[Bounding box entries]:
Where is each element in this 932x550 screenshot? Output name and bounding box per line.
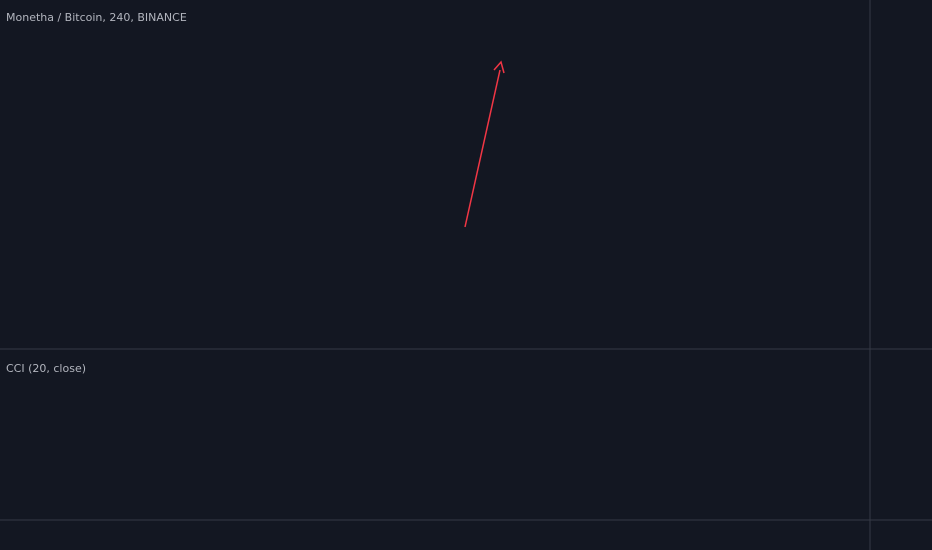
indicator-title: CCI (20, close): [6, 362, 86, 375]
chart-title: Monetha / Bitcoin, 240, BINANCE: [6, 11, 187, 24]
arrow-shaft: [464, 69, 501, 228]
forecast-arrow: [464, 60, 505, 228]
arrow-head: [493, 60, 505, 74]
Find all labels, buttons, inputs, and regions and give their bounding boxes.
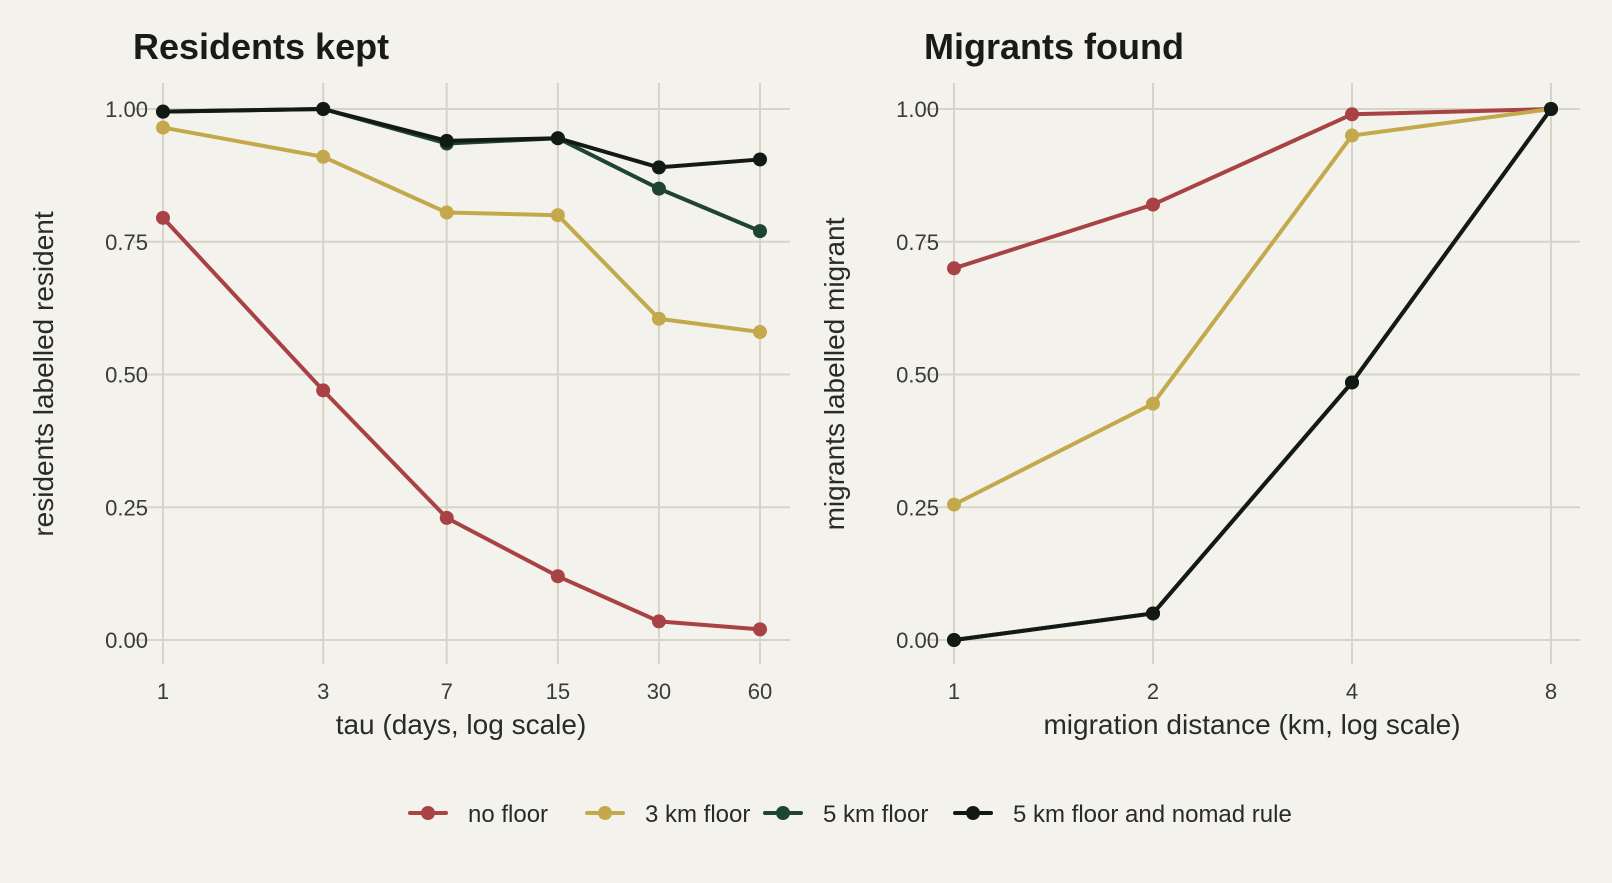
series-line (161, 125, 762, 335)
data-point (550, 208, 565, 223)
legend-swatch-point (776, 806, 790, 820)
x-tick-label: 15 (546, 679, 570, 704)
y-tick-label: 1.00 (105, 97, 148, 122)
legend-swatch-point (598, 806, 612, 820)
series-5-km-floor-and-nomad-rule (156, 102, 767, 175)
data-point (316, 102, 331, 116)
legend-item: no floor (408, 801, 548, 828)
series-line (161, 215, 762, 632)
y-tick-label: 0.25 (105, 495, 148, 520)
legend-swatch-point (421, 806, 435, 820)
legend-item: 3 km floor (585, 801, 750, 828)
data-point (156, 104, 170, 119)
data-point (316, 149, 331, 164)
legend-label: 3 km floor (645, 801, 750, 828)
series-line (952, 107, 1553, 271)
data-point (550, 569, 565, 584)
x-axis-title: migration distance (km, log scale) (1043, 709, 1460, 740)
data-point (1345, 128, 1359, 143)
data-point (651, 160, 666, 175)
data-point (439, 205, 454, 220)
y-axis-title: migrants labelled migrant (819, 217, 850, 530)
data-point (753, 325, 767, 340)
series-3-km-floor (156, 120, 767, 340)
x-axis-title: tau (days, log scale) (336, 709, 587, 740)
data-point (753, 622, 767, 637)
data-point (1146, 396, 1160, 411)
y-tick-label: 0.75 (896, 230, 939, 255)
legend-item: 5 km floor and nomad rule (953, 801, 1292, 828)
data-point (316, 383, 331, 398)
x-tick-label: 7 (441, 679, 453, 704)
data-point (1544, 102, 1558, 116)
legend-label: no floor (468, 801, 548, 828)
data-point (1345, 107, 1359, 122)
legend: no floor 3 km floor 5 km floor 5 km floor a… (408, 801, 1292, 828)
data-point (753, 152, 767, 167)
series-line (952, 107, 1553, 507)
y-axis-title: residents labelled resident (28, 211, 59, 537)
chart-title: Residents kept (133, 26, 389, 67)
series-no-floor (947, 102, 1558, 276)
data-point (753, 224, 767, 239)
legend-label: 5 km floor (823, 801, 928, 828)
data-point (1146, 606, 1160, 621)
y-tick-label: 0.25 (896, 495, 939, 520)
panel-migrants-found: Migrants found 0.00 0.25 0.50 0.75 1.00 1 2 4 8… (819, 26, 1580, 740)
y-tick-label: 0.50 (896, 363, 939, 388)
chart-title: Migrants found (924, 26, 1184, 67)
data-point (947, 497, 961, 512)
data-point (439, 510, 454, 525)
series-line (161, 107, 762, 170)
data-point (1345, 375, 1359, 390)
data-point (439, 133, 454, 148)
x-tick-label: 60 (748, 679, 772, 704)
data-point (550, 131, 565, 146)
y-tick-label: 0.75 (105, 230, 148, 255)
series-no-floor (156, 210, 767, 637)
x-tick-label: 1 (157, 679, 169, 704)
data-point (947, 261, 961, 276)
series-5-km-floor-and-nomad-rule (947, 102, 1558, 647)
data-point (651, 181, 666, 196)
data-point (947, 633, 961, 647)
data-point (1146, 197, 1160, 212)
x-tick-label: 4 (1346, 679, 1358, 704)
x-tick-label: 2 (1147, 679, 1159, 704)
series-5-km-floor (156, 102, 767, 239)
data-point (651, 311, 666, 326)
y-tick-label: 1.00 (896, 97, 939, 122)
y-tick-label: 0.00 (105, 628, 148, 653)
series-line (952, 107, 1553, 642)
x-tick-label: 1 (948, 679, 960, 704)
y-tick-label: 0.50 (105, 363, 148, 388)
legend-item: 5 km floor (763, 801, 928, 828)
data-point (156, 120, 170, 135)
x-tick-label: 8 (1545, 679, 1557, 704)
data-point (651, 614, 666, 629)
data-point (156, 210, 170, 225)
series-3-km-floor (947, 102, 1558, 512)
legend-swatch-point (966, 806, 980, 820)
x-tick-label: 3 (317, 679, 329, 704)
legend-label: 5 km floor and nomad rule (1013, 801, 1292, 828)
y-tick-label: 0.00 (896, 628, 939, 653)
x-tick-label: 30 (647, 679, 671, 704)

[REQUEST]:
Copy every row above word for word, one per line, omitting the picture lines.

[TASK RESPONSE]:
Where is each element in this 932x550 screenshot? Output name and bounding box per line.
indicator-title: CCI (20, close): [6, 362, 86, 375]
chart-title: Monetha / Bitcoin, 240, BINANCE: [6, 11, 187, 24]
arrow-shaft: [464, 69, 501, 228]
forecast-arrow: [464, 60, 505, 228]
arrow-head: [493, 60, 505, 74]
Find all labels, buttons, inputs, and regions and give their bounding boxes.
series-line (161, 125, 762, 335)
data-point (550, 208, 565, 223)
legend-swatch-point (776, 806, 790, 820)
x-tick-label: 15 (546, 679, 570, 704)
y-tick-label: 1.00 (105, 97, 148, 122)
legend-swatch-point (598, 806, 612, 820)
series-5-km-floor-and-nomad-rule (156, 102, 767, 175)
data-point (316, 102, 331, 116)
legend-item: no floor (408, 801, 548, 828)
series-line (161, 215, 762, 632)
y-tick-label: 0.25 (105, 495, 148, 520)
legend-swatch-point (421, 806, 435, 820)
legend-item: 3 km floor (585, 801, 750, 828)
data-point (156, 104, 170, 119)
data-point (316, 149, 331, 164)
legend-label: 3 km floor (645, 801, 750, 828)
series-line (952, 107, 1553, 271)
data-point (550, 569, 565, 584)
x-axis-title: migration distance (km, log scale) (1043, 709, 1460, 740)
data-point (1345, 128, 1359, 143)
data-point (651, 160, 666, 175)
data-point (439, 205, 454, 220)
y-axis-title: migrants labelled migrant (819, 217, 850, 530)
data-point (753, 325, 767, 340)
series-3-km-floor (156, 120, 767, 340)
x-axis-title: tau (days, log scale) (336, 709, 587, 740)
data-point (753, 622, 767, 637)
data-point (1146, 396, 1160, 411)
y-tick-label: 0.75 (896, 230, 939, 255)
legend-item: 5 km floor and nomad rule (953, 801, 1292, 828)
data-point (316, 383, 331, 398)
x-tick-label: 7 (441, 679, 453, 704)
data-point (1544, 102, 1558, 116)
legend-label: no floor (468, 801, 548, 828)
data-point (1345, 107, 1359, 122)
legend: no floor 3 km floor 5 km floor 5 km floor a… (408, 801, 1292, 828)
data-point (753, 152, 767, 167)
series-line (952, 107, 1553, 507)
y-axis-title: residents labelled resident (28, 211, 59, 537)
chart-title: Residents kept (133, 26, 389, 67)
series-no-floor (947, 102, 1558, 276)
data-point (753, 224, 767, 239)
legend-label: 5 km floor (823, 801, 928, 828)
data-point (1146, 606, 1160, 621)
y-tick-label: 0.25 (896, 495, 939, 520)
panel-migrants-found: Migrants found 0.00 0.25 0.50 0.75 1.00 1 2 4 8… (819, 26, 1580, 740)
y-tick-label: 0.50 (896, 363, 939, 388)
chart-title: Migrants found (924, 26, 1184, 67)
data-point (947, 497, 961, 512)
data-point (439, 510, 454, 525)
series-line (161, 107, 762, 170)
data-point (1345, 375, 1359, 390)
data-point (439, 133, 454, 148)
x-tick-label: 60 (748, 679, 772, 704)
data-point (550, 131, 565, 146)
y-tick-label: 0.75 (105, 230, 148, 255)
series-no-floor (156, 210, 767, 637)
x-tick-label: 1 (157, 679, 169, 704)
data-point (947, 261, 961, 276)
series-5-km-floor-and-nomad-rule (947, 102, 1558, 647)
data-point (651, 181, 666, 196)
data-point (947, 633, 961, 647)
data-point (1146, 197, 1160, 212)
x-tick-label: 4 (1346, 679, 1358, 704)
x-tick-label: 2 (1147, 679, 1159, 704)
series-5-km-floor (156, 102, 767, 239)
data-point (651, 311, 666, 326)
y-tick-label: 1.00 (896, 97, 939, 122)
y-tick-label: 0.00 (105, 628, 148, 653)
series-line (952, 107, 1553, 642)
x-tick-label: 1 (948, 679, 960, 704)
y-tick-label: 0.50 (105, 363, 148, 388)
legend-item: 5 km floor (763, 801, 928, 828)
data-point (156, 120, 170, 135)
x-tick-label: 8 (1545, 679, 1557, 704)
data-point (651, 614, 666, 629)
data-point (156, 210, 170, 225)
series-3-km-floor (947, 102, 1558, 512)
legend-swatch-point (966, 806, 980, 820)
x-tick-label: 3 (317, 679, 329, 704)
legend-label: 5 km floor and nomad rule (1013, 801, 1292, 828)
y-tick-label: 0.00 (896, 628, 939, 653)
x-tick-label: 30 (647, 679, 671, 704)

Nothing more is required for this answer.